▶ _WORK TO BE COMPLETED_: Copy every line of the data in which the word "name" occurs.
--- Start DATA EXCERPTS ---
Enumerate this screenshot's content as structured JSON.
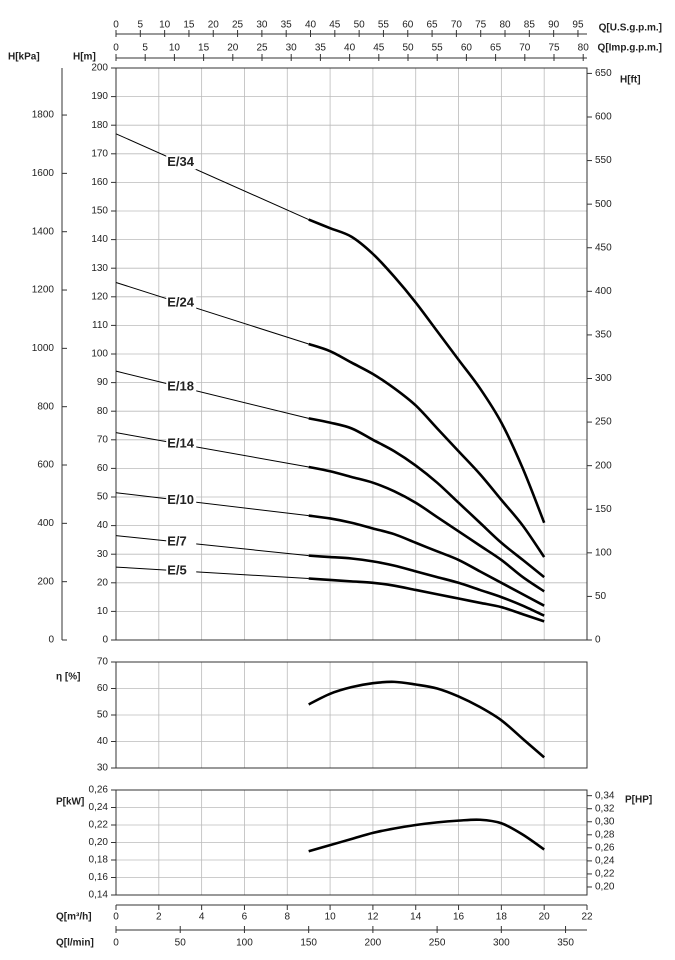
{
  "chart_data": [
    {
      "type": "line",
      "x": [
        0,
        9,
        10,
        11,
        12,
        13,
        14,
        15,
        16,
        17,
        18,
        19,
        20
      ],
      "xlim": [
        0,
        22
      ],
      "ylabel": "H[m]",
      "ylim": [
        0,
        200
      ],
      "yticks": [
        0,
        10,
        20,
        30,
        40,
        50,
        60,
        70,
        80,
        90,
        100,
        110,
        120,
        130,
        140,
        150,
        160,
        170,
        180,
        190,
        200
      ],
      "y2label": "H[ft]",
      "y2lim": [
        0,
        656.2
      ],
      "y2ticks": [
        0,
        50,
        100,
        150,
        200,
        250,
        300,
        350,
        400,
        450,
        500,
        550,
        600,
        650
      ],
      "y3label": "H[kPa]",
      "y3lim": [
        0,
        1961.3
      ],
      "y3ticks": [
        0,
        200,
        400,
        600,
        800,
        1000,
        1200,
        1400,
        1600,
        1800
      ],
      "x2label": "Q[U.S.g.p.m.]",
      "x2lim": [
        0,
        96.86
      ],
      "x2ticks": [
        0,
        5,
        10,
        15,
        20,
        25,
        30,
        35,
        40,
        45,
        50,
        55,
        60,
        65,
        70,
        75,
        80,
        85,
        90,
        95
      ],
      "x3label": "Q[Imp.g.p.m.]",
      "x3lim": [
        0,
        80.65
      ],
      "x3ticks": [
        0,
        5,
        10,
        15,
        20,
        25,
        30,
        35,
        40,
        45,
        50,
        55,
        60,
        65,
        70,
        75,
        80
      ],
      "grid": true,
      "series": [
        {
          "name": "E/34",
          "color": "#000000",
          "values": [
            177,
            147,
            144,
            141,
            135,
            127,
            118,
            108,
            98,
            88,
            76,
            60,
            41
          ]
        },
        {
          "name": "E/24",
          "color": "#000000",
          "values": [
            125,
            103.5,
            101,
            97,
            93,
            88,
            82,
            74,
            66,
            58,
            49,
            40,
            29
          ]
        },
        {
          "name": "E/18",
          "color": "#000000",
          "values": [
            94,
            77.5,
            76,
            74,
            70,
            66,
            61,
            55,
            48,
            41,
            34,
            28,
            22
          ]
        },
        {
          "name": "E/14",
          "color": "#000000",
          "values": [
            72.5,
            60.5,
            59,
            57,
            55,
            52,
            48,
            43,
            38,
            33,
            28,
            22,
            17
          ]
        },
        {
          "name": "E/10",
          "color": "#000000",
          "values": [
            51.5,
            43.5,
            42.5,
            41,
            39,
            37,
            34,
            31,
            28,
            24,
            20,
            16,
            12
          ]
        },
        {
          "name": "E/7",
          "color": "#000000",
          "values": [
            36.5,
            29.5,
            29,
            28.5,
            27.5,
            26,
            24,
            22,
            20,
            17.5,
            15,
            12,
            8.5
          ]
        },
        {
          "name": "E/5",
          "color": "#000000",
          "values": [
            25.5,
            21.5,
            21,
            20.5,
            20,
            19,
            17.5,
            16,
            14.5,
            13,
            11.5,
            9,
            6.5
          ]
        }
      ]
    },
    {
      "type": "line",
      "x": [
        9,
        10,
        11,
        12,
        13,
        14,
        15,
        16,
        17,
        18,
        19,
        20
      ],
      "xlim": [
        0,
        22
      ],
      "ylabel": "η [%]",
      "ylim": [
        30,
        70
      ],
      "yticks": [
        30,
        40,
        50,
        60,
        70
      ],
      "grid": true,
      "color": "#000000",
      "values": [
        54,
        58,
        60.5,
        62,
        62.5,
        61.5,
        60,
        57,
        53,
        48,
        41,
        34
      ]
    },
    {
      "type": "line",
      "x": [
        9,
        10,
        11,
        12,
        13,
        14,
        15,
        16,
        17,
        18,
        19,
        20
      ],
      "xlabel": "Q[m³/h]",
      "xlim": [
        0,
        22
      ],
      "xticks": [
        0,
        2,
        4,
        6,
        8,
        10,
        12,
        14,
        16,
        18,
        20,
        22
      ],
      "x2label": "Q[l/min]",
      "x2lim": [
        0,
        366.7
      ],
      "x2ticks": [
        0,
        50,
        100,
        150,
        200,
        250,
        300,
        350
      ],
      "ylabel": "P[kW]",
      "ylim": [
        0.14,
        0.26
      ],
      "yticks": [
        {
          "value": 0.14,
          "label": "0,14"
        },
        {
          "value": 0.16,
          "label": "0,16"
        },
        {
          "value": 0.18,
          "label": "0,18"
        },
        {
          "value": 0.2,
          "label": "0,20"
        },
        {
          "value": 0.22,
          "label": "0,22"
        },
        {
          "value": 0.24,
          "label": "0,24"
        },
        {
          "value": 0.26,
          "label": "0,26"
        }
      ],
      "y2label": "P[HP]",
      "y2lim": [
        0.1877,
        0.3487
      ],
      "y2ticks": [
        {
          "value": 0.2,
          "label": "0,20"
        },
        {
          "value": 0.22,
          "label": "0,22"
        },
        {
          "value": 0.24,
          "label": "0,24"
        },
        {
          "value": 0.26,
          "label": "0,26"
        },
        {
          "value": 0.28,
          "label": "0,28"
        },
        {
          "value": 0.3,
          "label": "0,30"
        },
        {
          "value": 0.32,
          "label": "0,32"
        },
        {
          "value": 0.34,
          "label": "0,34"
        }
      ],
      "grid": true,
      "color": "#000000",
      "values": [
        0.19,
        0.197,
        0.204,
        0.211,
        0.216,
        0.22,
        0.223,
        0.225,
        0.226,
        0.222,
        0.209,
        0.192
      ]
    }
  ]
}
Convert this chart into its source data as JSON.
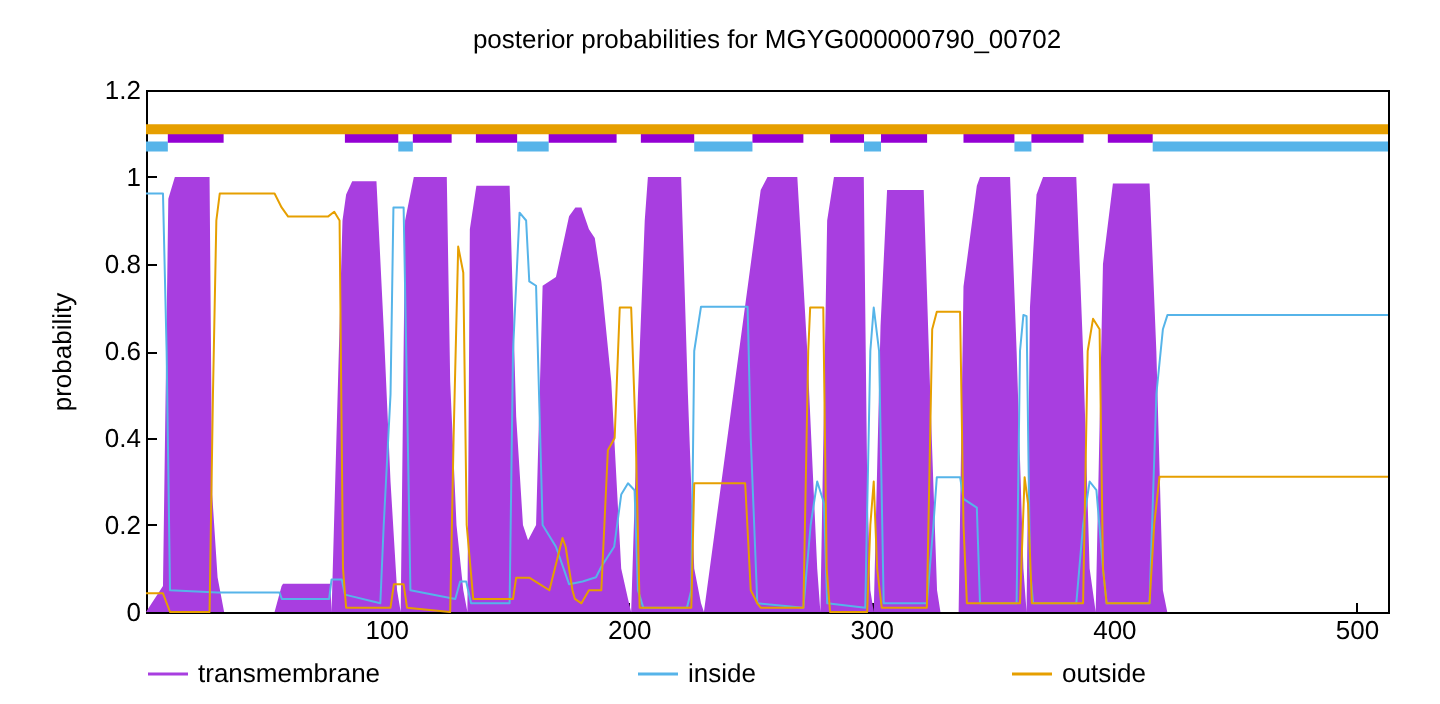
--- End DATA EXCERPTS ---
▶ _WRITTEN RESPONSE_:
          "name": "E/34",
          "name": "E/24",
          "name": "E/18",
          "name": "E/14",
          "name": "E/10",
          "name": "E/7",
          "name": "E/5",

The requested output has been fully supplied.